Problem statement: Copy every line that contains the string "токоведущих" from the entries below.

++++ Entries supplied ++++

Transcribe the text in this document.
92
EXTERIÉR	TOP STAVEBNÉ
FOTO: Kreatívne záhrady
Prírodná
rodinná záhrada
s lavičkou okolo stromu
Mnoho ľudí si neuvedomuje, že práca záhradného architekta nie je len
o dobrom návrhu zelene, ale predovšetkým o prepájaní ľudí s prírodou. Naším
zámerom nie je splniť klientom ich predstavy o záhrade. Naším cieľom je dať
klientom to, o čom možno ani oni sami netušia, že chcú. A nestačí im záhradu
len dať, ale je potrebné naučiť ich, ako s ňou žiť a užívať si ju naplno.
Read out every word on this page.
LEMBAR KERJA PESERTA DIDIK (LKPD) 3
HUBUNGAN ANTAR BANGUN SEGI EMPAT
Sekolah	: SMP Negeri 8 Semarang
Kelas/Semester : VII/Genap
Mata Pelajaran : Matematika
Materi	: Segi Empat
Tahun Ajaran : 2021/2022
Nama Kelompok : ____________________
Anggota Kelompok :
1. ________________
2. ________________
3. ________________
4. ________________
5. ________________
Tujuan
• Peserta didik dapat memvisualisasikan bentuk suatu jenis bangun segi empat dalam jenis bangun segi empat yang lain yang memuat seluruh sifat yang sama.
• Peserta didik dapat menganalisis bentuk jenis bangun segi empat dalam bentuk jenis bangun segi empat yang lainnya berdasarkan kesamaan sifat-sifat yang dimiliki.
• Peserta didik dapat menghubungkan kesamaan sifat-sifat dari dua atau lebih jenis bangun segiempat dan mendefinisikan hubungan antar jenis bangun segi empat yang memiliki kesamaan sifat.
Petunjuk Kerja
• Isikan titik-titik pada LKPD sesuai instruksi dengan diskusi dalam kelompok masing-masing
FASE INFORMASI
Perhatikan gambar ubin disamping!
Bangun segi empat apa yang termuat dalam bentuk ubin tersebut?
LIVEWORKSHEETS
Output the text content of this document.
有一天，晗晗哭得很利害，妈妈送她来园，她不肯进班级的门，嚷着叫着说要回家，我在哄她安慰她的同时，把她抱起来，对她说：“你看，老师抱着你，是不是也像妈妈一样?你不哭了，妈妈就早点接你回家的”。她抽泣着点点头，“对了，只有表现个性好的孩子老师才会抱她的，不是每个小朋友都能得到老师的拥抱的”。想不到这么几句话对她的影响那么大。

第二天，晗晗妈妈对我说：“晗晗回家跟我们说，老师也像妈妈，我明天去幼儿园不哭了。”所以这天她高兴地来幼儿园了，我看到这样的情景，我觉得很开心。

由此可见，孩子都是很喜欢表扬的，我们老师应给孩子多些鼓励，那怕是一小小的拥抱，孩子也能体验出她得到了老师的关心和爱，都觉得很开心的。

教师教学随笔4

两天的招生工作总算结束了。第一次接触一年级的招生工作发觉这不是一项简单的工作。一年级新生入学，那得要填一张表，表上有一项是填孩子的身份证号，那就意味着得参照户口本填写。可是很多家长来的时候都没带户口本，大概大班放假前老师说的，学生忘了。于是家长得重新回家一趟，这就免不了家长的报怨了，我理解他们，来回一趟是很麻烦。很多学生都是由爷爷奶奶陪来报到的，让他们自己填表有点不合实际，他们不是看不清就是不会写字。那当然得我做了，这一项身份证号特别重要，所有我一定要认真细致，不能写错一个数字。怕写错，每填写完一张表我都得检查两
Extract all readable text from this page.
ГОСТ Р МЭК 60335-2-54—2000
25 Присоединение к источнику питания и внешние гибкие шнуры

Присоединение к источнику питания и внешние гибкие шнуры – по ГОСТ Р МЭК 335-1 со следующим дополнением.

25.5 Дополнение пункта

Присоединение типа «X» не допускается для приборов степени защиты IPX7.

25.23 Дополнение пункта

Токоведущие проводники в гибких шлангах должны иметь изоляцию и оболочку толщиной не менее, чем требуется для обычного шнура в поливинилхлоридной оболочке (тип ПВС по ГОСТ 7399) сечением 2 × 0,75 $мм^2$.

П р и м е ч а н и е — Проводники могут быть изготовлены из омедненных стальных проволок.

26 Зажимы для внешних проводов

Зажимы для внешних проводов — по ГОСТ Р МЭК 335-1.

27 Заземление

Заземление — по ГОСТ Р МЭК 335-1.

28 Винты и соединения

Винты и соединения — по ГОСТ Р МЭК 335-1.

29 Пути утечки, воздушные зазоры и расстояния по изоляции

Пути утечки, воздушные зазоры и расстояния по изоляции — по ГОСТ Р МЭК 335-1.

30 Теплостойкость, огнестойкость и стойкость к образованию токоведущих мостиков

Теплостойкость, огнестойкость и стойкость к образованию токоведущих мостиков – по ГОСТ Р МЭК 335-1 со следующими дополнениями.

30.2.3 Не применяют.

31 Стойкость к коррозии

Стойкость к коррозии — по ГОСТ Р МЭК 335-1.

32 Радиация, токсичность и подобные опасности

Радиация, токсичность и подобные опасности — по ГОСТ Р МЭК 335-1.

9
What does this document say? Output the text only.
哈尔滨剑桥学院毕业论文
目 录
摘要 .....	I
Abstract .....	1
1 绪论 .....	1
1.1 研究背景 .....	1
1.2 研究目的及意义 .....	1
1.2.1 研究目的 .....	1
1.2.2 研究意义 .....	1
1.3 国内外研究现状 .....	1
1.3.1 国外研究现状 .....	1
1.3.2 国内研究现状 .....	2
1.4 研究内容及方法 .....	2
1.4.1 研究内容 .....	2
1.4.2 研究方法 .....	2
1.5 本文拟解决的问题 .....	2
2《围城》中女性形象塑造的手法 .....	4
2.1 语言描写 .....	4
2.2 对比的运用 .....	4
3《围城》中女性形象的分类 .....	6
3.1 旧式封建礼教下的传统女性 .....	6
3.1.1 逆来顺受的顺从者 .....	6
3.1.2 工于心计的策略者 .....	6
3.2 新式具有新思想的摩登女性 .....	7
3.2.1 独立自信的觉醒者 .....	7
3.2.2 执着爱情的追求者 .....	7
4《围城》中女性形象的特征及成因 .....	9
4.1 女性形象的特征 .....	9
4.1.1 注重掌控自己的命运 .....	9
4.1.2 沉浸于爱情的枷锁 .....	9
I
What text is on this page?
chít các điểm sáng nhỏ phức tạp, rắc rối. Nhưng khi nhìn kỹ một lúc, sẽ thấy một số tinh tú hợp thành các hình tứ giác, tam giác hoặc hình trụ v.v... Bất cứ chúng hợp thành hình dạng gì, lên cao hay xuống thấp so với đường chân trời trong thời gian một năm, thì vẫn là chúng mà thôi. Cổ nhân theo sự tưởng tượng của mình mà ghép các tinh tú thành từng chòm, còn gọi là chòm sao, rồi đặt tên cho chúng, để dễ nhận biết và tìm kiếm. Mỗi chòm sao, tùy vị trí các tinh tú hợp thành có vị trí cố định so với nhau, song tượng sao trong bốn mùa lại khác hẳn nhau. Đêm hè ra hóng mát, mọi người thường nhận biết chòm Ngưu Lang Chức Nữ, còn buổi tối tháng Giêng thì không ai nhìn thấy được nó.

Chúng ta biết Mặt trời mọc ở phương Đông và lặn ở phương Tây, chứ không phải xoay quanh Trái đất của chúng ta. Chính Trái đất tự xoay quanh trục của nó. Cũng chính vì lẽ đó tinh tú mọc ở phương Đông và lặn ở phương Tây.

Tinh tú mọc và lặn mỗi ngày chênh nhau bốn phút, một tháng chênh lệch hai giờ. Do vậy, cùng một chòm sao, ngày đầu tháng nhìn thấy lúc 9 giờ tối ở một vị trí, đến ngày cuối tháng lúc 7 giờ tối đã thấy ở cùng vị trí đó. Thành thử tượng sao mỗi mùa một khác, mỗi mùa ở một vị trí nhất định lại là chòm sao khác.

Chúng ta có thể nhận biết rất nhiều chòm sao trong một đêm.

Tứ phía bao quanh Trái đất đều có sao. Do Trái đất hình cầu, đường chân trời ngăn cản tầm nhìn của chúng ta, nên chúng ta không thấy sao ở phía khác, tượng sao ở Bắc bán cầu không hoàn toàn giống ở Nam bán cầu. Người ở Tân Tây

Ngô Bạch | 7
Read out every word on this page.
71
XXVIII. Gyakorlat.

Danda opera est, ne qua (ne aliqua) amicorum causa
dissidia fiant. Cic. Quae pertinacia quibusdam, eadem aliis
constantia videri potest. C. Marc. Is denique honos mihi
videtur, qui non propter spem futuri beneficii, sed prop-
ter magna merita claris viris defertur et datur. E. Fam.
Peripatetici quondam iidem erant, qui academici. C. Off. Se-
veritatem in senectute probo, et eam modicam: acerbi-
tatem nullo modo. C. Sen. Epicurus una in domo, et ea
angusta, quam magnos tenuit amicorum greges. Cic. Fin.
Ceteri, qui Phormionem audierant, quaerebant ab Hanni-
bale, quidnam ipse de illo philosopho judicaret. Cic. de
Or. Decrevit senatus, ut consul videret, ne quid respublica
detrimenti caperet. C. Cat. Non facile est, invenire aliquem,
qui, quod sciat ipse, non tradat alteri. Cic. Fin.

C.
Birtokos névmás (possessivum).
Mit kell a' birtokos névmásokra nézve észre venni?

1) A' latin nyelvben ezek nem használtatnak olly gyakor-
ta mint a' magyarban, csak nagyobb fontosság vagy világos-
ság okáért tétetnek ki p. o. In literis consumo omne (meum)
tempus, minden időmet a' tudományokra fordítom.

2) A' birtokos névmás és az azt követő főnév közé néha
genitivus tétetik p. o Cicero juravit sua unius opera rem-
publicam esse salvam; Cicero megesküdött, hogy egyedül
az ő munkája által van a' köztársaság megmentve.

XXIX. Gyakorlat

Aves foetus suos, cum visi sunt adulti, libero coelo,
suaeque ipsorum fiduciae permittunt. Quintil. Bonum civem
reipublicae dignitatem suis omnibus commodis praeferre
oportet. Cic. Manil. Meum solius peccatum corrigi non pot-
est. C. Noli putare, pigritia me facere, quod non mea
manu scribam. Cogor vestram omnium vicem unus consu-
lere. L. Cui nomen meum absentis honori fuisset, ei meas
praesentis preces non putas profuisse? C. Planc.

++++

The solution:
30 Теплостойкость, огнестойкость и стойкость к образованию токоведущих мостиков
Теплостойкость, огнестойкость и стойкость к образованию токоведущих мостиков – по ГОСТ Р МЭК 335-1 со следующими дополнениями.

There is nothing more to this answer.